Va-t-on assister à une « Sheinisation » du prêt-à-porter ? La multinationale asiatique aux pratiques ultra agressives est en train d’avaler une part croissante du marché mondial de la mode. Mais l’Europe peut tirer son épingle du jeu avec son artisanat haut de gamme.
Une contribution d’Edoardo Secchi
De mémoire de spécialiste de l’industrie de la mode et du textile, on n’avait pas vu telle unanimité médiatique depuis Nike dans les années 1990. La marque à la virgule était alors confrontée à une succession de polémiques et des scandales sur les terribles conditions de travail dans ses ateliers asiatiques. Le leader mondial de sportswear mettra des années à faire oublier ces terribles images d’enfants indiens et vietnamiens fabricant des ballons de foot dans des ateliers insalubres.

Énoncé A
Dans l'article sur Shein, quelle marque avait connu une telle unanimité dans les médias dans les années 1990 ?
Énoncé B
Continuez l'article sur Shein juste après sa dernière phrase.
Les enregistrements ne jouent aucun rôle ici.

(Données enregistrées)
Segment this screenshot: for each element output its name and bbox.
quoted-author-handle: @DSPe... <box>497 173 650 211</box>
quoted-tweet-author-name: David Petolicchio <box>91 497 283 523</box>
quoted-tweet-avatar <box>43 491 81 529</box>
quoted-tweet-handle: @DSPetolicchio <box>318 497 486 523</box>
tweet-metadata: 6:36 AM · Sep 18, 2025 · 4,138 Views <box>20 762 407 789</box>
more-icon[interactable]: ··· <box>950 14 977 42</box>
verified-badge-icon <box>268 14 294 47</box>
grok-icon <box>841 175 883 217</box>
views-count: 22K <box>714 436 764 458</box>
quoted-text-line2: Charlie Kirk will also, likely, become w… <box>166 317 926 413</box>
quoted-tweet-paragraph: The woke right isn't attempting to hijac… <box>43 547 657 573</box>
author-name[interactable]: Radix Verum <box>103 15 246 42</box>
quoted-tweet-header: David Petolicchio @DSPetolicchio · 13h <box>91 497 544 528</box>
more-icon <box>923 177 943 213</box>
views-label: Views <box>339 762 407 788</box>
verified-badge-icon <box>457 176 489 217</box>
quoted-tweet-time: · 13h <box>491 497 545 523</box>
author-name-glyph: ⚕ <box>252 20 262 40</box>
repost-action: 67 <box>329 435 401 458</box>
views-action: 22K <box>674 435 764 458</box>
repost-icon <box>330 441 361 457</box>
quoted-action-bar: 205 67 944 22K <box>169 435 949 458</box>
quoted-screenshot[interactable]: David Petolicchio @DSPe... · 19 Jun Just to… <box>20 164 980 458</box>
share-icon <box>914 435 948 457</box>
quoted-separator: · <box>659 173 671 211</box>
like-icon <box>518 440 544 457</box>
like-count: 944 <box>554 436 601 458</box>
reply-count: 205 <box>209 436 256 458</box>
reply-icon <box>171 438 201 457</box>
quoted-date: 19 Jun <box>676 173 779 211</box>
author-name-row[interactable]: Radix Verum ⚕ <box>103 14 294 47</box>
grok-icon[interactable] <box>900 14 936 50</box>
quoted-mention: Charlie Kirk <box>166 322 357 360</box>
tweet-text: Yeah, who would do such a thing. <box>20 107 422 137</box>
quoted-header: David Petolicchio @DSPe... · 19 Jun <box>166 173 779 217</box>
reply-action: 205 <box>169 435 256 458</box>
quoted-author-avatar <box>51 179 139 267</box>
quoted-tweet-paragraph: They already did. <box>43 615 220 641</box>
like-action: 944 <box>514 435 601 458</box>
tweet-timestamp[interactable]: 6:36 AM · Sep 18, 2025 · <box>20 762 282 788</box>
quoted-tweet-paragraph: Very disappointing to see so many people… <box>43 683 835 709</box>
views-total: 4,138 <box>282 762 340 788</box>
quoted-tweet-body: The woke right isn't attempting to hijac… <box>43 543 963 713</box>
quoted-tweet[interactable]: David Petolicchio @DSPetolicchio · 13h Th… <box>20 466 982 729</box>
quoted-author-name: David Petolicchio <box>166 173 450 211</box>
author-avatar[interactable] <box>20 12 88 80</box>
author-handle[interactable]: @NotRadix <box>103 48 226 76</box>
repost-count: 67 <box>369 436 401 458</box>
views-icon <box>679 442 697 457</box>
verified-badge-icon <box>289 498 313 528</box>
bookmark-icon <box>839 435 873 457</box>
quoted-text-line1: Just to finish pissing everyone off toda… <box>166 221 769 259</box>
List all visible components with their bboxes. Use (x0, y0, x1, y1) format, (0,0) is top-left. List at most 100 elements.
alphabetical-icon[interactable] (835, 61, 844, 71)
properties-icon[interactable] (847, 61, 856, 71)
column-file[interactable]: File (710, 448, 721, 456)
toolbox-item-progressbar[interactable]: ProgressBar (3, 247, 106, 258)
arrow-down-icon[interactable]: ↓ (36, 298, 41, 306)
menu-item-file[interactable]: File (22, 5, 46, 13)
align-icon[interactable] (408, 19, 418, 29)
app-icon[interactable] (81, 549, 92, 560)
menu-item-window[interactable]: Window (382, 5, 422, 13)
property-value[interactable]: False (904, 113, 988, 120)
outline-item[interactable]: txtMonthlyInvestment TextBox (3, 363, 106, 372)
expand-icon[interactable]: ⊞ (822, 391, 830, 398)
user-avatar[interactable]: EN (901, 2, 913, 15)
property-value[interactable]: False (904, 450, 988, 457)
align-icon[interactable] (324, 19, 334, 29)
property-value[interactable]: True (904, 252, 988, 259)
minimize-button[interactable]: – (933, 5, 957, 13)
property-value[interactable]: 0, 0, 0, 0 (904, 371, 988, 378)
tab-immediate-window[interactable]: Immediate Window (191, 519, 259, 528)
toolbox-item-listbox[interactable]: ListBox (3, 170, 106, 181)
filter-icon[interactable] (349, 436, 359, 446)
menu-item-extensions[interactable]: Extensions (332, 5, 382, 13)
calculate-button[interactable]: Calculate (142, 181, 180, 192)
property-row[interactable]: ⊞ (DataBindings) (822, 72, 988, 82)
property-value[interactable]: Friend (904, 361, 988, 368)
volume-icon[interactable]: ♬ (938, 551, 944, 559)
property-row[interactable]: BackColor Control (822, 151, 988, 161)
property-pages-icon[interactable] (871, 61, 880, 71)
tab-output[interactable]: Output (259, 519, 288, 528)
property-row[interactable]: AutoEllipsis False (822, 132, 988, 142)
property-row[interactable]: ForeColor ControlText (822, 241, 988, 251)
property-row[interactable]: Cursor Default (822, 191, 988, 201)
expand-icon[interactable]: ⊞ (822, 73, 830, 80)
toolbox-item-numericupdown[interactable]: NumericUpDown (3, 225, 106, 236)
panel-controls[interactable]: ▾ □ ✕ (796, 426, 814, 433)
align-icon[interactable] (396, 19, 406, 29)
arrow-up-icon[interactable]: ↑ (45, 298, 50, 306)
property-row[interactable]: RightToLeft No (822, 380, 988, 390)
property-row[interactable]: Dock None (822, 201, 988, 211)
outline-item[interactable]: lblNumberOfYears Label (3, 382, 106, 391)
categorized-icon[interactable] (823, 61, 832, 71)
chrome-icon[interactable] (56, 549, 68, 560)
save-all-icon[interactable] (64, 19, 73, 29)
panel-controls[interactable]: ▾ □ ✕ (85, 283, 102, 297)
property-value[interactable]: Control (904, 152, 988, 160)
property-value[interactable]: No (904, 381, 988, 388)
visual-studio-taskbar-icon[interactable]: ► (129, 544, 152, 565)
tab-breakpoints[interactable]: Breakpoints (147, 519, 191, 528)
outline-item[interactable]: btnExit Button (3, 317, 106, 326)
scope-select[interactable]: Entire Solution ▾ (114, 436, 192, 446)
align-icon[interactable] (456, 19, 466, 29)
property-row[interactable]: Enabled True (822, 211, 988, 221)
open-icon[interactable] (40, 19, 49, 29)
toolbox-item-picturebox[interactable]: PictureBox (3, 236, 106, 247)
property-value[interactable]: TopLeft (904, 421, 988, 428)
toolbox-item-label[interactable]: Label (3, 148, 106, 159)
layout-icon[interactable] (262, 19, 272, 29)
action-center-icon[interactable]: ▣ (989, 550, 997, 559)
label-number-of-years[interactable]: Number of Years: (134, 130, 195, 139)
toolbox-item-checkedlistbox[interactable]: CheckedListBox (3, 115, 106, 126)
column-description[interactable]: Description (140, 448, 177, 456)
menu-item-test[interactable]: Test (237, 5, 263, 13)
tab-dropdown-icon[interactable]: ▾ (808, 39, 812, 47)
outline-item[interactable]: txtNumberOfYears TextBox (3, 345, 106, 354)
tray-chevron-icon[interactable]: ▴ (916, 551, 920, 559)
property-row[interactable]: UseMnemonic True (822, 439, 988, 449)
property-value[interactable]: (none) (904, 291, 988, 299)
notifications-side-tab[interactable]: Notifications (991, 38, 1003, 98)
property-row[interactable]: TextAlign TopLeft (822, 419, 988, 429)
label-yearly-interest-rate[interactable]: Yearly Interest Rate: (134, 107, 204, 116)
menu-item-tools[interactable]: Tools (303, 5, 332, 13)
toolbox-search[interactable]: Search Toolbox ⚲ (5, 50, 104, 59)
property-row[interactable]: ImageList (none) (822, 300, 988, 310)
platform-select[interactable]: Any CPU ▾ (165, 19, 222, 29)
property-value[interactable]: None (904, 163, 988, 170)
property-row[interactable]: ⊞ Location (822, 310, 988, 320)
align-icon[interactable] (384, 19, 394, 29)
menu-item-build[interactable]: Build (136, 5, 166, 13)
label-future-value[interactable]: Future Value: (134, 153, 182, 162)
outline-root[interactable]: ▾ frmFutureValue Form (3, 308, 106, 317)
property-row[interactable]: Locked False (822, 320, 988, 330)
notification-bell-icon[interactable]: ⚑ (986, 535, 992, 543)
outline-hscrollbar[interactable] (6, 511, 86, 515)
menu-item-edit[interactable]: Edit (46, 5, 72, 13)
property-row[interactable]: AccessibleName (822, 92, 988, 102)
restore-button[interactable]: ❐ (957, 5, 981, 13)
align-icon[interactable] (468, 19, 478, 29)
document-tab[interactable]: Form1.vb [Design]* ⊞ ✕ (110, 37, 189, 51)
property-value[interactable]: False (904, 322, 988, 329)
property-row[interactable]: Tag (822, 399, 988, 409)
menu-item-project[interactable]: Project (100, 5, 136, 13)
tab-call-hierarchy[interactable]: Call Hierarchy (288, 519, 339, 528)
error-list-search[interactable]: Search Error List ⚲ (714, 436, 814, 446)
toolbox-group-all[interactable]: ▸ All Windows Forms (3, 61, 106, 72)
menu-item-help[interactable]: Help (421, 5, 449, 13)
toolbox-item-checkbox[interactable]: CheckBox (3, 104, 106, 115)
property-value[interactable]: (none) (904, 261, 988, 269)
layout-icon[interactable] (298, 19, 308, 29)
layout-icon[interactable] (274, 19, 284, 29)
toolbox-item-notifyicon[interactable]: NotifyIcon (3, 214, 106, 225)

Réponse attendue A
Nike.

Réponse attendue B
Or, depuis quelques mois, l’entreprise « Shein » – dont le siège social est à Singapour et qui produit en Chine et au Mexique – est confrontée à une fronde dont l’ampleur rappelle celle de la marque américaine : des milliers d’articles de presse ont été publiés en 2023 pour dénoncer les méthodes de ce nouveau venu de la « fast-fashion », devenu à lui seul le symbole du consumérisme de la Génération Z : des volumes de production jamais vus jusque-là, fabriqués à petit prix dans des milliers d’usines, le tout porté par une boutique entièrement dématérialisée et uniquement en ligne.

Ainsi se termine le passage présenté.